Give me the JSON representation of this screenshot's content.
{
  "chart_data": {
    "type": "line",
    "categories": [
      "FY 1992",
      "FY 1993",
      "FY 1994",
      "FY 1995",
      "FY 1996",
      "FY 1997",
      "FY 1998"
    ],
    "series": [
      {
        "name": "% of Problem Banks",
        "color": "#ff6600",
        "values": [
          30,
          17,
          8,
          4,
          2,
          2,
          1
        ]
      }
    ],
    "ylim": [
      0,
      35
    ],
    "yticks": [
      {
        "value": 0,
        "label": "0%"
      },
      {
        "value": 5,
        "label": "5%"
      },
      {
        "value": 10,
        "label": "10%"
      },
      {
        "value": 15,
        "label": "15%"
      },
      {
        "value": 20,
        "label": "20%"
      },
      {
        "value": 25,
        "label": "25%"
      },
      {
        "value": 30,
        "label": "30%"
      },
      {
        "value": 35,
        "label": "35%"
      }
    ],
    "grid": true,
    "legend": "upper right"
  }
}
═══
WHAT THE TASK ASKS. Using the material above, print every entry exactly as written.

RESPONSE.
Give me the JSON representation of this screenshot's content.
{
  "chart_data": {
    "type": "line",
    "categories": [
      "FY 1992",
      "FY 1993",
      "FY 1994",
      "FY 1995",
      "FY 1996",
      "FY 1997",
      "FY 1998"
    ],
    "series": [
      {
        "name": "% of Problem Banks",
        "color": "#ff6600",
        "values": [
          30,
          17,
          8,
          4,
          2,
          2,
          1
        ]
      }
    ],
    "ylim": [
      0,
      35
    ],
    "yticks": [
      {
        "value": 0,
        "label": "0%"
      },
      {
        "value": 5,
        "label": "5%"
      },
      {
        "value": 10,
        "label": "10%"
      },
      {
        "value": 15,
        "label": "15%"
      },
      {
        "value": 20,
        "label": "20%"
      },
      {
        "value": 25,
        "label": "25%"
      },
      {
        "value": 30,
        "label": "30%"
      },
      {
        "value": 35,
        "label": "35%"
      }
    ],
    "grid": true,
    "legend": "upper right"
  }
}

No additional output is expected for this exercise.